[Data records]

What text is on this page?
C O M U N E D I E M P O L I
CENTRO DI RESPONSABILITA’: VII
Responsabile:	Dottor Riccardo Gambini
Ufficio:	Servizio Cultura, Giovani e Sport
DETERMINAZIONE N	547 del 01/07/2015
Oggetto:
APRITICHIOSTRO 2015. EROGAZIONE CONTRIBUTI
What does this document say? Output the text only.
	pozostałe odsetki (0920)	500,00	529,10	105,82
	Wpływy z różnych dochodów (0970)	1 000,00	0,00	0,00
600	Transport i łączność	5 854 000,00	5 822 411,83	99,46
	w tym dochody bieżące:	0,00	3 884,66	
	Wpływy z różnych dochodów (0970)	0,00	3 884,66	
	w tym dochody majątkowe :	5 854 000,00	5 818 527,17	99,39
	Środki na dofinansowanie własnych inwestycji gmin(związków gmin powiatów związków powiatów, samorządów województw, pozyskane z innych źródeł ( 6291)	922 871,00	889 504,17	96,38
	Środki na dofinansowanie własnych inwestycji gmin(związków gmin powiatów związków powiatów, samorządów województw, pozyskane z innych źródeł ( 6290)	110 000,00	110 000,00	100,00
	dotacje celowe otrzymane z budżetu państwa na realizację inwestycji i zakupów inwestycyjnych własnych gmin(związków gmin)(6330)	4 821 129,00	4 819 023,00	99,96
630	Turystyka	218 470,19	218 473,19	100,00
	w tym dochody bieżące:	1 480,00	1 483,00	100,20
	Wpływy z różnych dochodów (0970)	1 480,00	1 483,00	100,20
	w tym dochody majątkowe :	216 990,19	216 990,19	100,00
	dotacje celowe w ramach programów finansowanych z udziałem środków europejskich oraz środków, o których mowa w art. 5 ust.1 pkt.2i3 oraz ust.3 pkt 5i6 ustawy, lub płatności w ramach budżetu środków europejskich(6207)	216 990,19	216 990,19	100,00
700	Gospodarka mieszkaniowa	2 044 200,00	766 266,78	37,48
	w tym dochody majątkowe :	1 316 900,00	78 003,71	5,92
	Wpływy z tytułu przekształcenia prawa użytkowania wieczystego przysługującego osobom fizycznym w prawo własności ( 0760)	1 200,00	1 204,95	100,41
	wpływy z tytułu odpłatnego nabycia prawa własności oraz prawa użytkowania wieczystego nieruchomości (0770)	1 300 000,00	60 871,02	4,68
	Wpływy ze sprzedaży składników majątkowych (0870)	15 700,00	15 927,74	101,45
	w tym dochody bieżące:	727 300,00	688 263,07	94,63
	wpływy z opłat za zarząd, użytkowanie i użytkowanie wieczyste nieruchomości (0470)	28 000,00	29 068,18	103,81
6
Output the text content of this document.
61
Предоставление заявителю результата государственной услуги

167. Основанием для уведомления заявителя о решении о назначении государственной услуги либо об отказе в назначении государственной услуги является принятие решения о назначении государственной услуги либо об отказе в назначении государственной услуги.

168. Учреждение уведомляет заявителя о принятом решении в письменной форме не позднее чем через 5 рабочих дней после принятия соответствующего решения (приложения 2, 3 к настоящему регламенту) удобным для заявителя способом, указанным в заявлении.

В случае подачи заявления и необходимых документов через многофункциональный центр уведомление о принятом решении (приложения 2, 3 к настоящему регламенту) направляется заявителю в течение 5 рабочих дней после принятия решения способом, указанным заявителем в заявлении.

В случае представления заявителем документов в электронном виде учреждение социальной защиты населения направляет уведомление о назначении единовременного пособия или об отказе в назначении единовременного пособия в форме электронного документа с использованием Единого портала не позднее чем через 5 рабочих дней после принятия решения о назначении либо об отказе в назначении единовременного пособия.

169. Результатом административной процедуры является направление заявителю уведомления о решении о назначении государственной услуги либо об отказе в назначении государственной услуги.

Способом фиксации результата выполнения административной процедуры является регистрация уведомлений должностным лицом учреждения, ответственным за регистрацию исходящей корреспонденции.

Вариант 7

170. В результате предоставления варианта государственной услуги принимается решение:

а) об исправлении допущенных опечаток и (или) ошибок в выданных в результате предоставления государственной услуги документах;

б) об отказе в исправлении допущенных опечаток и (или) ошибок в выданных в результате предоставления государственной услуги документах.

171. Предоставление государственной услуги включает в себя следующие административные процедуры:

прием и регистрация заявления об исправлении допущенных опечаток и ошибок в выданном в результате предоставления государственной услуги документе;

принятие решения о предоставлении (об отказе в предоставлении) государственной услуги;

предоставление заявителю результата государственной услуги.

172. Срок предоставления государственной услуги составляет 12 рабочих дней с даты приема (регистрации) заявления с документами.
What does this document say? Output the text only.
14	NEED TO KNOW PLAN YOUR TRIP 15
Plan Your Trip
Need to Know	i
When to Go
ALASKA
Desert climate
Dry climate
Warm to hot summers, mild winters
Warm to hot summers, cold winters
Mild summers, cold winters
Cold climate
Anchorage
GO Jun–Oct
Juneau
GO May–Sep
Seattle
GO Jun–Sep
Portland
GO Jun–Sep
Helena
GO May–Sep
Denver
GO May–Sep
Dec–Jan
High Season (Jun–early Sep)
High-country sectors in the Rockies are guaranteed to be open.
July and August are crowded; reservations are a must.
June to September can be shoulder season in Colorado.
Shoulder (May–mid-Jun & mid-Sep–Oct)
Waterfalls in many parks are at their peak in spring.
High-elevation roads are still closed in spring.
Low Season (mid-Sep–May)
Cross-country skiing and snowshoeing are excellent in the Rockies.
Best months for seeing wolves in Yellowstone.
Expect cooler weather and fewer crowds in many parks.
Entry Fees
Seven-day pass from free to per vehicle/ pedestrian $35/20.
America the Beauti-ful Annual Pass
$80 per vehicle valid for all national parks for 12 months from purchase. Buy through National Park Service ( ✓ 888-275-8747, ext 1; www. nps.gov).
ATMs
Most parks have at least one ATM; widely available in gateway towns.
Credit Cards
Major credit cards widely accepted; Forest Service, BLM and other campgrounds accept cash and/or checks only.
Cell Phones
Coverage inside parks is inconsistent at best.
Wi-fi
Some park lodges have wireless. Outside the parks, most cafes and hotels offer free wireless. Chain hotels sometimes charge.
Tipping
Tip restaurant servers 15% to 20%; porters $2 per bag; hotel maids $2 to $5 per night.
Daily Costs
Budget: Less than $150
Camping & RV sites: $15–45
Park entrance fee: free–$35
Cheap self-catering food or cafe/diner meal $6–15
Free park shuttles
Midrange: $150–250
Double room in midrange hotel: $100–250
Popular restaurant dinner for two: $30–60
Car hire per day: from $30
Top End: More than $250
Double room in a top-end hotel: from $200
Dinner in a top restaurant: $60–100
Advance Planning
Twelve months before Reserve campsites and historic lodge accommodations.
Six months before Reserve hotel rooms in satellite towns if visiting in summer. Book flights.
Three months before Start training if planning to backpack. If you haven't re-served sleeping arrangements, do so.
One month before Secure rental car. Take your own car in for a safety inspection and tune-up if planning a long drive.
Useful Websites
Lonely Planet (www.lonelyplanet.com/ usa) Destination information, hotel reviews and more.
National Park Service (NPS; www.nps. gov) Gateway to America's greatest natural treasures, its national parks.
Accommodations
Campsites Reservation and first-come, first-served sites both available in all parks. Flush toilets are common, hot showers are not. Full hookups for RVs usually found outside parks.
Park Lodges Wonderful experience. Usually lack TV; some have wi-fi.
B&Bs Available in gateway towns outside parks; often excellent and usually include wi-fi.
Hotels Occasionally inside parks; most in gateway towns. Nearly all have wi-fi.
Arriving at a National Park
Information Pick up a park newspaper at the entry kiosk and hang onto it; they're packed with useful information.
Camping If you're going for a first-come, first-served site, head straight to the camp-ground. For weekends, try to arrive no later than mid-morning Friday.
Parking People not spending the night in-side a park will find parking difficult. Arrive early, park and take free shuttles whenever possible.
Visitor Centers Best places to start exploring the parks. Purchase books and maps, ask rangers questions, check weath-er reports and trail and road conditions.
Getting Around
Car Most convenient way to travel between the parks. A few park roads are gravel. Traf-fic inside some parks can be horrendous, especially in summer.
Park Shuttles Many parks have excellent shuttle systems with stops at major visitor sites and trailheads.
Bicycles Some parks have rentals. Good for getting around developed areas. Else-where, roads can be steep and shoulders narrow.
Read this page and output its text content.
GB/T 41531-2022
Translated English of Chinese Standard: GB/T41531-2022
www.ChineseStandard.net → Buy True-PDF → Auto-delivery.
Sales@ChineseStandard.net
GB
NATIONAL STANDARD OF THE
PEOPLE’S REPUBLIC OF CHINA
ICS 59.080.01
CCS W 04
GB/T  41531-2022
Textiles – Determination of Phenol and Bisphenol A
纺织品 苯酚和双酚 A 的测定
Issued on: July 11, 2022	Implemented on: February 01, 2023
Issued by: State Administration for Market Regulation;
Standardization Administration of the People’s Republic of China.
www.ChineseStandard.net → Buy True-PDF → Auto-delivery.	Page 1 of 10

> [Stated task]:
Using the listing above, list every line in which the string "roads" occurs.

> [Answer in full]:
High-elevation roads are still closed in spring.
Car Most convenient way to travel between the parks. A few park roads are gravel. Traf-fic inside some parks can be horrendous, especially in summer.
Bicycles Some parks have rentals. Good for getting around developed areas. Else-where, roads can be steep and shoulders narrow.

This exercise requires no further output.